(Aim): From the data that follows, copy every line holding the string "naver".

(Given entries):
════════════════════
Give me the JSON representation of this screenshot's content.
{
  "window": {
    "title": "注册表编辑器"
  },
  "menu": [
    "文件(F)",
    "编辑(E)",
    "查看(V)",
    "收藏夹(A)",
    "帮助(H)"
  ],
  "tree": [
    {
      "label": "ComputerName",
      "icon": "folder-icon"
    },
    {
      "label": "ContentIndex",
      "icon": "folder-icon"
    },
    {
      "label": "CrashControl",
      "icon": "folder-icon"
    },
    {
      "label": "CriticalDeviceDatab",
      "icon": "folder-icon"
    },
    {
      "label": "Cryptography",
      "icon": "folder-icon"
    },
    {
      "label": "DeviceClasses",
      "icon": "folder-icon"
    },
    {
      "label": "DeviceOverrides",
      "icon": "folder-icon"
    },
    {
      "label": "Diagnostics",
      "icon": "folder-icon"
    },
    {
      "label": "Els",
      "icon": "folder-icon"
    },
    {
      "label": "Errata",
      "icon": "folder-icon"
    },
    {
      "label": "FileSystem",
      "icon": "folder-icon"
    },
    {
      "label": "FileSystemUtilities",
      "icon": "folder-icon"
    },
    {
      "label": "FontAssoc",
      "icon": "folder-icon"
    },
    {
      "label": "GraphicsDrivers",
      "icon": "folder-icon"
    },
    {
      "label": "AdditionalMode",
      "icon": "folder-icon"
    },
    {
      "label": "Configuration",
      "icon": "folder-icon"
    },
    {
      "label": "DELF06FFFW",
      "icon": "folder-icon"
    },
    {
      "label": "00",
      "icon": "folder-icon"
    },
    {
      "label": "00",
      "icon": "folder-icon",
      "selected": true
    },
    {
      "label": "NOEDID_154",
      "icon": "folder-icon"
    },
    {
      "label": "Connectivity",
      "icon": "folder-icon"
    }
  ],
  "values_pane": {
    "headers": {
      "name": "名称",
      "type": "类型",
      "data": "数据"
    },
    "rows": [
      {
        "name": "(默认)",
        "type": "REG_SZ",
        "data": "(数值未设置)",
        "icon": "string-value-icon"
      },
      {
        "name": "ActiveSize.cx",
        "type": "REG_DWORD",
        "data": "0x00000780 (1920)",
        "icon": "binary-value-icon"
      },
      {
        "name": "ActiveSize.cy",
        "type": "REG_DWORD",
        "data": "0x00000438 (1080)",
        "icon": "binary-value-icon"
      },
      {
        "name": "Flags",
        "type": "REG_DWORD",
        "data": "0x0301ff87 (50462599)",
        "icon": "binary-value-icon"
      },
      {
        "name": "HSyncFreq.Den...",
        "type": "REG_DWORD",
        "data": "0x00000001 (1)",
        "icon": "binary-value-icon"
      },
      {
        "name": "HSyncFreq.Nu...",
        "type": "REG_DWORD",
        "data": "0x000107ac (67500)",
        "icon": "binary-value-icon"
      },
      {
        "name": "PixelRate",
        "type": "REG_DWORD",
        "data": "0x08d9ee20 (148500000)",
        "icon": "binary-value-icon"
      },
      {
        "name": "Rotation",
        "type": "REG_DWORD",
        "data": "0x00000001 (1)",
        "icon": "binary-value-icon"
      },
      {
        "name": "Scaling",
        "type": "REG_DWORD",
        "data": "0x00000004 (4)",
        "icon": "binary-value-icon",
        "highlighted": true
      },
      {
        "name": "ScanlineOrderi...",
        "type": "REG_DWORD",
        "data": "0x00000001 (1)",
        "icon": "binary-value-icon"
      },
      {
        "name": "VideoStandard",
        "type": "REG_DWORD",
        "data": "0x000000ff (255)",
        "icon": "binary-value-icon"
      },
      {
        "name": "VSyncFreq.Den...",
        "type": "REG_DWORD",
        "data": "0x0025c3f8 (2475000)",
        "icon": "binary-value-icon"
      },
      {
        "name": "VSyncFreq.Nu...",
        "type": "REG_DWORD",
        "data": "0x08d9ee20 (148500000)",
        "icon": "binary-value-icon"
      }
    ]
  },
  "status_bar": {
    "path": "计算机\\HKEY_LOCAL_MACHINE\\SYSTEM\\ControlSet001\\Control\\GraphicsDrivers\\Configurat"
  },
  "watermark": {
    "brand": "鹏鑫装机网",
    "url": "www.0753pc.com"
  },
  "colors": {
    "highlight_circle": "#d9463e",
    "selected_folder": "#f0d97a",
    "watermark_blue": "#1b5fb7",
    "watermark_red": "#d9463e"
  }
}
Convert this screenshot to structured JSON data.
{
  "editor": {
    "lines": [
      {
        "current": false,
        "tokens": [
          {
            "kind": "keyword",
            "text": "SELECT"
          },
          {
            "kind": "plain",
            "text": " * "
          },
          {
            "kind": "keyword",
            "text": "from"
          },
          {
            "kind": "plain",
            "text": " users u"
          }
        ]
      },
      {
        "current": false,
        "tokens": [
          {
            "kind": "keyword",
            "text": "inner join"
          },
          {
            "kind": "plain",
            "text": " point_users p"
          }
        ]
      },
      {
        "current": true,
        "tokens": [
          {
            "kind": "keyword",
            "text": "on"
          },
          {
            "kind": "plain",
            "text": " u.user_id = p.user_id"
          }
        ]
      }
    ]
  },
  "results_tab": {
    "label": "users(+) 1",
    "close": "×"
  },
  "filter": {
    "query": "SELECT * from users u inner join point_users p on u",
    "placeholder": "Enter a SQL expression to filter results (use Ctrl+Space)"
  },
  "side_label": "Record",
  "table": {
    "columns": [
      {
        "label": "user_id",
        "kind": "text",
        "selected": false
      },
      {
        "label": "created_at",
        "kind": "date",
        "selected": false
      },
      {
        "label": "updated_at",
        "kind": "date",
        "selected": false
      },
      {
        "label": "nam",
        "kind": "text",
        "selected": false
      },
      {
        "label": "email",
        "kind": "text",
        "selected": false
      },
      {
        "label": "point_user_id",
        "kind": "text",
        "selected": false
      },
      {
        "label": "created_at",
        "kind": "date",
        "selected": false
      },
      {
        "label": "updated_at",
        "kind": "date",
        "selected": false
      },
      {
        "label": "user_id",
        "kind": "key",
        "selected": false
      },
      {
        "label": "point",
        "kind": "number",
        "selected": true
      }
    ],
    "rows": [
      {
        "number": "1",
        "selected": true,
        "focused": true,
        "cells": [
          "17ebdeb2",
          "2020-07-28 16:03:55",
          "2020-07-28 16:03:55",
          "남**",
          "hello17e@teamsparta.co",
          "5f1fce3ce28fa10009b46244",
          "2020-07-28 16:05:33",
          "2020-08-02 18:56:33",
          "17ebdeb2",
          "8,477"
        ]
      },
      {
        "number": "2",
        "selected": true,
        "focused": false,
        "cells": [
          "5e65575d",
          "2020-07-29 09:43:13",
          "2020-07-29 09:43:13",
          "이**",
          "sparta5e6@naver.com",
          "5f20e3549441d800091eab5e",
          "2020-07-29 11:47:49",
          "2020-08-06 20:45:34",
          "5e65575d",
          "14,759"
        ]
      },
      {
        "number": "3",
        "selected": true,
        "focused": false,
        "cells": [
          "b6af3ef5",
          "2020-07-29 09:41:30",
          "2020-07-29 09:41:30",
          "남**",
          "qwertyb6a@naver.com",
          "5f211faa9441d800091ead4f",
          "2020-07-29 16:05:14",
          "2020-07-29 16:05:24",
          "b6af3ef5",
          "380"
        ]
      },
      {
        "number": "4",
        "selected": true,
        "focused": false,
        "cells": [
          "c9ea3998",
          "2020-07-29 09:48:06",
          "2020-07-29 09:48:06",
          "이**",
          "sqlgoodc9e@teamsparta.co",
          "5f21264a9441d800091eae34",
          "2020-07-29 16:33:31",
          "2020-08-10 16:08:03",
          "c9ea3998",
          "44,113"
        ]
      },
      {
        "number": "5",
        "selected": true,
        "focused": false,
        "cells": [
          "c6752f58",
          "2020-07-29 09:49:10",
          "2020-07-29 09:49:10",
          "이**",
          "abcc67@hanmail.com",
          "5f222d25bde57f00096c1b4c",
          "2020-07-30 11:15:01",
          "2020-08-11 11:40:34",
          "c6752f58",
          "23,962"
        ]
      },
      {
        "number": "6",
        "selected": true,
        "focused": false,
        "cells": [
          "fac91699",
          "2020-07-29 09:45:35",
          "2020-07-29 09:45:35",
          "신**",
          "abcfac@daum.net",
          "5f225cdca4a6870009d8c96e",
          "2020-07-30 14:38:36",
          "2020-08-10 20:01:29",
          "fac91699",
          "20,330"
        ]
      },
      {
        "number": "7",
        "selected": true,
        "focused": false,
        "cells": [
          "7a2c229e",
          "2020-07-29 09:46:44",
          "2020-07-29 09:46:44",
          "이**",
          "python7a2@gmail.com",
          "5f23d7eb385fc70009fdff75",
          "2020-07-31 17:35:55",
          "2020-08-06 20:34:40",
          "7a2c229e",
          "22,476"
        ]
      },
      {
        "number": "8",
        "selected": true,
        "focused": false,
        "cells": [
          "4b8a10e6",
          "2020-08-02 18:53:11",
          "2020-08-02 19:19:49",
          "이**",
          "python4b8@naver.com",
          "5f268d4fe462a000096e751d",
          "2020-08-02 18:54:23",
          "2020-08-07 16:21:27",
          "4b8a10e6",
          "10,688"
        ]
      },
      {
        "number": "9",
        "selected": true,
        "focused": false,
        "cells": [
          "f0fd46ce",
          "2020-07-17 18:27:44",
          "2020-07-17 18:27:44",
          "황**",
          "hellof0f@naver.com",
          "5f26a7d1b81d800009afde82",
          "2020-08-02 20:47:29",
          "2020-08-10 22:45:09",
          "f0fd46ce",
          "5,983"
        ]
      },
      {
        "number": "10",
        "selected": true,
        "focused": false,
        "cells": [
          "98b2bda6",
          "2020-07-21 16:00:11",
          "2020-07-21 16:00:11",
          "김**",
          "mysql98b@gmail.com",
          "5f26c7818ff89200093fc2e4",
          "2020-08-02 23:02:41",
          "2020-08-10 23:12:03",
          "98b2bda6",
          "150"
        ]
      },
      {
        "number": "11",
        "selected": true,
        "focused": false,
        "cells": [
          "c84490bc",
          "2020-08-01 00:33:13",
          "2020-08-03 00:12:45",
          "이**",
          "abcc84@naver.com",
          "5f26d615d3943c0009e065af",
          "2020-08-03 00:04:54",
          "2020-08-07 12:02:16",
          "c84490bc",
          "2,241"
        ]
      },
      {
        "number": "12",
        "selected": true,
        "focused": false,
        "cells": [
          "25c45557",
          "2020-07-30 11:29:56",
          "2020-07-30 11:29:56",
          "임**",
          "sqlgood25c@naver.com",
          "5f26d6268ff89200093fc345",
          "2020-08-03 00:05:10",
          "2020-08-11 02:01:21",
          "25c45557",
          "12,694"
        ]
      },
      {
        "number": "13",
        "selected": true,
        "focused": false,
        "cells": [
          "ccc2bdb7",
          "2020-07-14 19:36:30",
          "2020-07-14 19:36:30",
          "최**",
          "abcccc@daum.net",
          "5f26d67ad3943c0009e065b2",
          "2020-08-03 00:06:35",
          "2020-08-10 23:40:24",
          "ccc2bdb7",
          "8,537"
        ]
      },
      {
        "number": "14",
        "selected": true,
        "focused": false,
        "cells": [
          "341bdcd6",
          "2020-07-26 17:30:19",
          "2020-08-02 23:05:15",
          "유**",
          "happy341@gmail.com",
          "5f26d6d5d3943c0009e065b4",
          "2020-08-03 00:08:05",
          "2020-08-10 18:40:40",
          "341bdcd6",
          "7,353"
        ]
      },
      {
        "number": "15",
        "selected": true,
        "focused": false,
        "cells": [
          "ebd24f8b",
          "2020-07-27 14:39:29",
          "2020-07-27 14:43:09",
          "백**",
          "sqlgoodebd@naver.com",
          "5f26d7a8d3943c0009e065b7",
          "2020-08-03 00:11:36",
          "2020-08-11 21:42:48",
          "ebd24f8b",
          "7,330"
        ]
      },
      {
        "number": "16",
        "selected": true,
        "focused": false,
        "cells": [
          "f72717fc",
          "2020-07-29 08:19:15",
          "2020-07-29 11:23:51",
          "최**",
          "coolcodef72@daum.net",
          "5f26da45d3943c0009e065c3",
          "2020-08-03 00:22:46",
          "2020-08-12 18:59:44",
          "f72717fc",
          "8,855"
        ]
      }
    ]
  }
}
════════════════════
(Complete response):
          "sparta5e6@naver.com",
          "qwertyb6a@naver.com",
          "python4b8@naver.com",
          "hellof0f@naver.com",
          "abcc84@naver.com",
          "sqlgood25c@naver.com",
          "sqlgoodebd@naver.com",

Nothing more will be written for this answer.